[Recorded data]
----------
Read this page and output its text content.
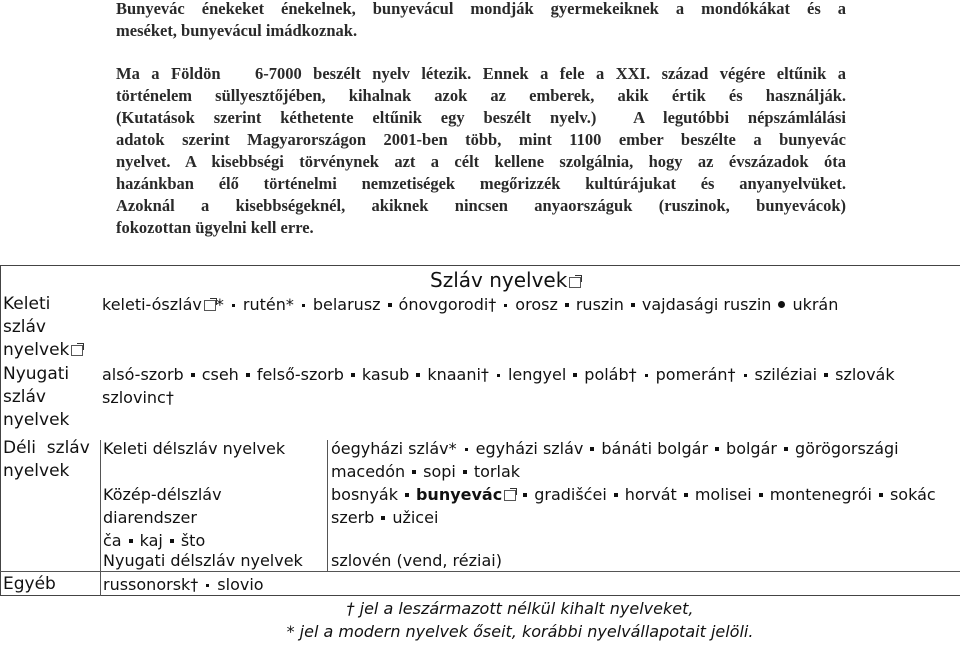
Bunyevác énekeket énekelnek, bunyevácul mondják gyermekeiknek a mondókákat és a
meséket, bunyevácul imádkoznak.
Ma a Földön   6-7000 beszélt nyelv létezik. Ennek a fele a XXI. század végére eltűnik a
történelem süllyesztőjében, kihalnak azok az emberek, akik értik és használják.
(Kutatások szerint kéthetente eltűnik egy beszélt nyelv.)  A legutóbbi népszámlálási
adatok szerint Magyarországon 2001-ben több, mint 1100 ember beszélte a bunyevác
nyelvet. A kisebbségi törvénynek azt a célt kellene szolgálnia, hogy az évszázadok óta
hazánkban élő történelmi nemzetiségek megőrizzék kultúrájukat és anyanyelvüket.
Azoknál a kisebbségeknél, akiknek nincsen anyaországuk (ruszinok, bunyevácok)
fokozottan ügyelni kell erre.
Szláv nyelvek
Keleti
szláv
nyelvek
keleti-ószláv * rutén* belarusz ónovgorodi† orosz ruszin vajdasági ruszin ukrán
Nyugati
szláv
nyelvek
alsó-szorb cseh felső-szorb kasub knaani† lengyel poláb† pomerán† sziléziai szlovák
szlovinc†
Déli  szláv
nyelvek
Keleti délszláv nyelvek	óegyházi szláv* egyházi szláv bánáti bolgár bolgár görögországi
macedón sopi torlak
Közép-délszláv
diarendszer
ča kaj što
bosnyák bunyevác gradišćei horvát molisei montenegrói sokác
szerb užicei
Nyugati délszláv nyelvek szlovén (vend, réziai)
Egyéb	russonorsk† slovio
† jel a leszármazott nélkül kihalt nyelveket,
* jel a modern nyelvek őseit, korábbi nyelvállapotait jelöli.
----------
### The request
Set down the material exactly, every line of it, except for the pictures.

### Exercise answer
Read this page and output its text content.
Bunyevác énekeket énekelnek, bunyevácul mondják gyermekeiknek a mondókákat és a
meséket, bunyevácul imádkoznak.
Ma a Földön   6-7000 beszélt nyelv létezik. Ennek a fele a XXI. század végére eltűnik a
történelem süllyesztőjében, kihalnak azok az emberek, akik értik és használják.
(Kutatások szerint kéthetente eltűnik egy beszélt nyelv.)  A legutóbbi népszámlálási
adatok szerint Magyarországon 2001-ben több, mint 1100 ember beszélte a bunyevác
nyelvet. A kisebbségi törvénynek azt a célt kellene szolgálnia, hogy az évszázadok óta
hazánkban élő történelmi nemzetiségek megőrizzék kultúrájukat és anyanyelvüket.
Azoknál a kisebbségeknél, akiknek nincsen anyaországuk (ruszinok, bunyevácok)
fokozottan ügyelni kell erre.
Szláv nyelvek
Keleti
szláv
nyelvek
keleti-ószláv * rutén* belarusz ónovgorodi† orosz ruszin vajdasági ruszin ukrán
Nyugati
szláv
nyelvek
alsó-szorb cseh felső-szorb kasub knaani† lengyel poláb† pomerán† sziléziai szlovák
szlovinc†
Déli  szláv
nyelvek
Keleti délszláv nyelvek	óegyházi szláv* egyházi szláv bánáti bolgár bolgár görögországi
macedón sopi torlak
Közép-délszláv
diarendszer
ča kaj što
bosnyák bunyevác gradišćei horvát molisei montenegrói sokác
szerb užicei
Nyugati délszláv nyelvek szlovén (vend, réziai)
Egyéb	russonorsk† slovio
† jel a leszármazott nélkül kihalt nyelveket,
* jel a modern nyelvek őseit, korábbi nyelvállapotait jelöli.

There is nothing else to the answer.